Entries shown |
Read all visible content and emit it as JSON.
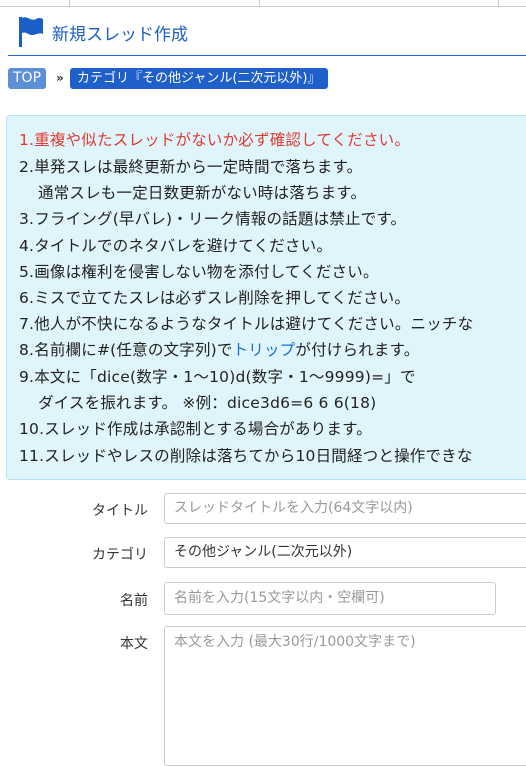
{
  "page": {
    "title": "新規スレッド作成"
  },
  "breadcrumb": {
    "top": "TOP",
    "separator": "»",
    "category": "カテゴリ『その他ジャンル(二次元以外)』"
  },
  "notice": {
    "line1": "1.重複や似たスレッドがないか必ず確認してください。",
    "line2": "2.単発スレは最終更新から一定時間で落ちます。",
    "line2b": "通常スレも一定日数更新がない時は落ちます。",
    "line3": "3.フライング(早バレ)・リーク情報の話題は禁止です。",
    "line4": "4.タイトルでのネタバレを避けてください。",
    "line5": "5.画像は権利を侵害しない物を添付してください。",
    "line6": "6.ミスで立てたスレは必ずスレ削除を押してください。",
    "line7": "7.他人が不快になるようなタイトルは避けてください。ニッチな",
    "line8_pre": "8.名前欄に#(任意の文字列)で",
    "line8_link": "トリップ",
    "line8_post": "が付けられます。",
    "line9": "9.本文に「dice(数字・1〜10)d(数字・1〜9999)=」で",
    "line9b": "ダイスを振れます。 ※例：dice3d6=6 6 6(18)",
    "line10": "10.スレッド作成は承認制とする場合があります。",
    "line11": "11.スレッドやレスの削除は落ちてから10日間経つと操作できな"
  },
  "form": {
    "title_label": "タイトル",
    "title_placeholder": "スレッドタイトルを入力(64文字以内)",
    "category_label": "カテゴリ",
    "category_value": "その他ジャンル(二次元以外)",
    "name_label": "名前",
    "name_placeholder": "名前を入力(15文字以内・空欄可)",
    "body_label": "本文",
    "body_placeholder": "本文を入力 (最大30行/1000文字まで)"
  },
  "colors": {
    "accent": "#1a5fc8",
    "notice_bg": "#dff5fb",
    "warning": "#e03a2f"
  }
}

What you need to do |
Quote every record above exactly, leaving out any pictures.

Exercise result |
Read all visible content and emit it as JSON.
{
  "page": {
    "title": "新規スレッド作成"
  },
  "breadcrumb": {
    "top": "TOP",
    "separator": "»",
    "category": "カテゴリ『その他ジャンル(二次元以外)』"
  },
  "notice": {
    "line1": "1.重複や似たスレッドがないか必ず確認してください。",
    "line2": "2.単発スレは最終更新から一定時間で落ちます。",
    "line2b": "通常スレも一定日数更新がない時は落ちます。",
    "line3": "3.フライング(早バレ)・リーク情報の話題は禁止です。",
    "line4": "4.タイトルでのネタバレを避けてください。",
    "line5": "5.画像は権利を侵害しない物を添付してください。",
    "line6": "6.ミスで立てたスレは必ずスレ削除を押してください。",
    "line7": "7.他人が不快になるようなタイトルは避けてください。ニッチな",
    "line8_pre": "8.名前欄に#(任意の文字列)で",
    "line8_link": "トリップ",
    "line8_post": "が付けられます。",
    "line9": "9.本文に「dice(数字・1〜10)d(数字・1〜9999)=」で",
    "line9b": "ダイスを振れます。 ※例：dice3d6=6 6 6(18)",
    "line10": "10.スレッド作成は承認制とする場合があります。",
    "line11": "11.スレッドやレスの削除は落ちてから10日間経つと操作できな"
  },
  "form": {
    "title_label": "タイトル",
    "title_placeholder": "スレッドタイトルを入力(64文字以内)",
    "category_label": "カテゴリ",
    "category_value": "その他ジャンル(二次元以外)",
    "name_label": "名前",
    "name_placeholder": "名前を入力(15文字以内・空欄可)",
    "body_label": "本文",
    "body_placeholder": "本文を入力 (最大30行/1000文字まで)"
  },
  "colors": {
    "accent": "#1a5fc8",
    "notice_bg": "#dff5fb",
    "warning": "#e03a2f"
  }
}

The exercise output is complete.